### AUFGABEN
1. Drucken Sie aus dem Textauszug den Abschnitt von „Also, nochmal in“ bis einschließlich „auch Jazz? Und wenn ja: warum?“ wortgetreu ab.
2. Erläutern Sie anhand des Textauszugs in ein bis drei Sätzen, warum Intro und Outro nur kurze Schnipsel sind.

### TEXTAUSZUG
+ + + + +

Also, nochmal in Ruhe und etwas ausführlicher … und nochmal Danke fürs Anhören, auch wenn manches verschwendete Zeit war (das gehört zum BFT auch mit dazu, wenigstens als potentielles Risiko).

demon
#1
Ist das Jazz? Und wenn ja: warum?
Am Anfang wird erst mal mit den Gefühlen des Zuhörers gespielt. Die Nummer ist seltsam, aber in sich logisch und konsistent und für mich nicht schwierig anzuhören. Einmal Hören reicht mir dann aber auch.

Ist das Jazz? Keine Ahnung … spielt es eine Rolle? Nein, gewiss nicht :-)
Wie ich oben schon erwähnte, wurden einige Gedanken darauf verwendet, die 13 Tracks in eine Reihenfolge zu bringen, Intro und Outro sind eher nur Schnipsel, die mir passend schienen, um herein- bzw. herauszuführen (Progger machen so gesehen auch Jazz- oder Klassik-Intros, nicht? ;-) )

demon
#2
Ist das auch Jazz? Und wenn ja: warum?
Auf alle Fälle ist es ganz schön abgefahren! Abar nicht wirr, sondern ebanfalls irgendwie konsistent. Wenn ich versuche, es irgendwie in meine Hör-Erfahrungen einzuordnen, dann landet dort beim ersten Versuch nicht weit weg von den Synthesizer-Exzessen von Keith Emerson: Wohlorganisiertes Geräusch, unterbrochen von Musik. Ach ja: Es passte bestens als Fortsetzung von #1!

+ + + + +

### DATENAUSZUG
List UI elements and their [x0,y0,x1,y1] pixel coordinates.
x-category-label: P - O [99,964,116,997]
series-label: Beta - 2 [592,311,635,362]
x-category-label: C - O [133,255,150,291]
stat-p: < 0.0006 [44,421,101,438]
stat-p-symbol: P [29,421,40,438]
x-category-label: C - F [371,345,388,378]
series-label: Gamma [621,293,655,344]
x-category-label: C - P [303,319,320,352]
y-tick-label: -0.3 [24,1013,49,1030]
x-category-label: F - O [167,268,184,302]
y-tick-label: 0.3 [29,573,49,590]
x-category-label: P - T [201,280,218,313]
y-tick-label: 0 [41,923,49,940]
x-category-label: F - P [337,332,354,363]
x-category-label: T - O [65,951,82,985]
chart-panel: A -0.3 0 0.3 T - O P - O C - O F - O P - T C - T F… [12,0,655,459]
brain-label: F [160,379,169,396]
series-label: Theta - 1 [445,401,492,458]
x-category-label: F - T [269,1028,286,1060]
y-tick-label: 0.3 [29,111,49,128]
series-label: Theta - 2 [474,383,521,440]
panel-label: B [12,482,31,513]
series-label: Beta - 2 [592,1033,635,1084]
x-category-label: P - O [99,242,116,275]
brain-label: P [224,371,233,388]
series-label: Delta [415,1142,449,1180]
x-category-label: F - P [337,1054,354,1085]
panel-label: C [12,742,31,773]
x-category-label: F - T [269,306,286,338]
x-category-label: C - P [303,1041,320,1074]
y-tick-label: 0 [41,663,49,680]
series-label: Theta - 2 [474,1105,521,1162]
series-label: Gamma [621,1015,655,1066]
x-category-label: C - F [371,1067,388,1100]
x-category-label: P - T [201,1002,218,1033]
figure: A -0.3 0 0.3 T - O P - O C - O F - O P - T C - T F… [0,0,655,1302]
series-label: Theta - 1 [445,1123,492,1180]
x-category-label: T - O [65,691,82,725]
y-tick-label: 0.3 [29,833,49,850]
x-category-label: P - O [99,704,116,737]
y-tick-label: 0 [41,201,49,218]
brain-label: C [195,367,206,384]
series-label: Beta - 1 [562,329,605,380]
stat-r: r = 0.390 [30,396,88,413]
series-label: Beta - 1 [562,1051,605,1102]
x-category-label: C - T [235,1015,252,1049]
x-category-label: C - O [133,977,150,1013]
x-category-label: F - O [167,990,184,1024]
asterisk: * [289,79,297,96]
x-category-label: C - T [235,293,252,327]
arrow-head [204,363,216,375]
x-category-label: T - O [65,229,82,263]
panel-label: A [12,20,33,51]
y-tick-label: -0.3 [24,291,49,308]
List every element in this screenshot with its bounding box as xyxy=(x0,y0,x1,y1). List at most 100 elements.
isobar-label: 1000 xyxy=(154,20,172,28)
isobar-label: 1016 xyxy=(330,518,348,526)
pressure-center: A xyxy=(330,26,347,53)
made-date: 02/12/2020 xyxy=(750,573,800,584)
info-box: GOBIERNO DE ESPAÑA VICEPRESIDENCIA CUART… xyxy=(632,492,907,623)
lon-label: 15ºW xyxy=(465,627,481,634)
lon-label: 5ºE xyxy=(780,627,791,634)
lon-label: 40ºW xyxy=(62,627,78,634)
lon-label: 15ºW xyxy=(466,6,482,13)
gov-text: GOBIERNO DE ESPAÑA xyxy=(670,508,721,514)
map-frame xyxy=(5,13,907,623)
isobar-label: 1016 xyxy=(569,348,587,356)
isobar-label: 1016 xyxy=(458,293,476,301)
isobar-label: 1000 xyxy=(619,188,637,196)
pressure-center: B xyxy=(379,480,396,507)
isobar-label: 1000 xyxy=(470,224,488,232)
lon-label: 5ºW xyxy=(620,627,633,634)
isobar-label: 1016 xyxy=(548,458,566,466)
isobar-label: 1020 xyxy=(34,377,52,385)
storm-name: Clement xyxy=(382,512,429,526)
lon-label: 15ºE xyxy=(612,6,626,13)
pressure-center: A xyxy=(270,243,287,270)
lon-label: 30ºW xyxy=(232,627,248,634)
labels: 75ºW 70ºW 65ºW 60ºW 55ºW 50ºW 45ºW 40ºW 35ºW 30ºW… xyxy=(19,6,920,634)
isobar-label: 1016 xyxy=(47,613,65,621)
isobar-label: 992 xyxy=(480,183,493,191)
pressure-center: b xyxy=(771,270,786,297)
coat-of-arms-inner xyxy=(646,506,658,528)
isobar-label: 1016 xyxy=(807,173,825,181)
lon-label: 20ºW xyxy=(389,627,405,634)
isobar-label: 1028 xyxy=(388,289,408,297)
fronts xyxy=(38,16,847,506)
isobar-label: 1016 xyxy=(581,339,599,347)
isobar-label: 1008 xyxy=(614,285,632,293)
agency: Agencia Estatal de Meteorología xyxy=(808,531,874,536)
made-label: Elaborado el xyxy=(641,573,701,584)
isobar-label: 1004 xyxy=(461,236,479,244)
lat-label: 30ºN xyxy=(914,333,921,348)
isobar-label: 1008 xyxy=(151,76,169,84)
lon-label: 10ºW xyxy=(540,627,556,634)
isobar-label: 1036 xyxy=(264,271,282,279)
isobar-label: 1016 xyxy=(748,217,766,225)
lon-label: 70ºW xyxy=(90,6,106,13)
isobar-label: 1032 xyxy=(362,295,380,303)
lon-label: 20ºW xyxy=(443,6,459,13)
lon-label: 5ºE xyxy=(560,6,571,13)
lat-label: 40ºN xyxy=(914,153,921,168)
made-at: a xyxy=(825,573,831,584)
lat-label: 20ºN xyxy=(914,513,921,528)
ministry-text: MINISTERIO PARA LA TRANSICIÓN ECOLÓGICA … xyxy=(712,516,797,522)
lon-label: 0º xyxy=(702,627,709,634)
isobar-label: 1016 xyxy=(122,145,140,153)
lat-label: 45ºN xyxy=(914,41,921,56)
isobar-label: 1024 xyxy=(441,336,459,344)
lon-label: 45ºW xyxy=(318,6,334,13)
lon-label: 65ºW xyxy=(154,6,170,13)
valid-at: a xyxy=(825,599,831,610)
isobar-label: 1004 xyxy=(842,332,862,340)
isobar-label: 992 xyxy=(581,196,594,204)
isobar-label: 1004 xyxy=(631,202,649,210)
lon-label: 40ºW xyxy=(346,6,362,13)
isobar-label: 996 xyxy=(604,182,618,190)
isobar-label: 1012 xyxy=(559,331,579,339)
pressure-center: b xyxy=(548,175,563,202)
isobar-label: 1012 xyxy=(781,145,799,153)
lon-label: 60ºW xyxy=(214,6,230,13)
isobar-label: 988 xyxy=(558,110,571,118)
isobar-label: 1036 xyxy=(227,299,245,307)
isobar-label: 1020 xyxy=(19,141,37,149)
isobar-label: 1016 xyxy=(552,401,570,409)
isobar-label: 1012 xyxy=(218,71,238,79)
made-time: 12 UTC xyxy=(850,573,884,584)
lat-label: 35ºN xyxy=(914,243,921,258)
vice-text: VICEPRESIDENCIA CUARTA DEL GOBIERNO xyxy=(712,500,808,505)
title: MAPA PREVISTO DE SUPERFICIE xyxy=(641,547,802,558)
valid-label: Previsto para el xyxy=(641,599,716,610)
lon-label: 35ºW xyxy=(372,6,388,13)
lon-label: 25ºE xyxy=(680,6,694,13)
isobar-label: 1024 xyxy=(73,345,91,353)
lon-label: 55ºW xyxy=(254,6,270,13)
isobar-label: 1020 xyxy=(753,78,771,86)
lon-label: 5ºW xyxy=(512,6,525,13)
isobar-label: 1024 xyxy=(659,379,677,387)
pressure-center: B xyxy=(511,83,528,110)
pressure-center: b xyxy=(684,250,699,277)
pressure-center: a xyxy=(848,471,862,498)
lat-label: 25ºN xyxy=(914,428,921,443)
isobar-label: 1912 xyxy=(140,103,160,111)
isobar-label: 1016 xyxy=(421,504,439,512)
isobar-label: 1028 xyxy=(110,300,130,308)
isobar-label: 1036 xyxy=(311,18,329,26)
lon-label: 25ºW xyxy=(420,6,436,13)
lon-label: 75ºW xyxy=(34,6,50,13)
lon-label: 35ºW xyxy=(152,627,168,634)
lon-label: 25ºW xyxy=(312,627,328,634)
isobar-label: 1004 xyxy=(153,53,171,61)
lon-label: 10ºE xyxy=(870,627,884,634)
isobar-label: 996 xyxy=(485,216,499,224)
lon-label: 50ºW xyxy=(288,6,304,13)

+ + + + +

### LÖSUNGEN
1.
Also, nochmal in Ruhe und etwas ausführlicher … und nochmal Danke fürs Anhören, auch wenn manches verschwendete Zeit war (das gehört zum BFT auch mit dazu, wenigstens als potentielles Risiko).

demon
#1
Ist das Jazz? Und wenn ja: warum?
Am Anfang wird erst mal mit den Gefühlen des Zuhörers gespielt. Die Nummer ist seltsam, aber in sich logisch und konsistent und für mich nicht schwierig anzuhören. Einmal Hören reicht mir dann aber auch.

Ist das Jazz? Keine Ahnung … spielt es eine Rolle? Nein, gewiss nicht :-)
Wie ich oben schon erwähnte, wurden einige Gedanken darauf verwendet, die 13 Tracks in eine Reihenfolge zu bringen, Intro und Outro sind eher nur Schnipsel, die mir passend schienen, um herein- bzw. herauszuführen (Progger machen so gesehen auch Jazz- oder Klassik-Intros, nicht? ;-) )

demon
#2
Ist das auch Jazz? Und wenn ja: warum?

2. Intro und Outro sollen lediglich in die Reihenfolge der 13 Tracks hineinführen bzw. aus ihr herausführen. Für diesen Zweck schienen die Schnipsel passend. Deshalb sind sie nur kurze Ausschnitte.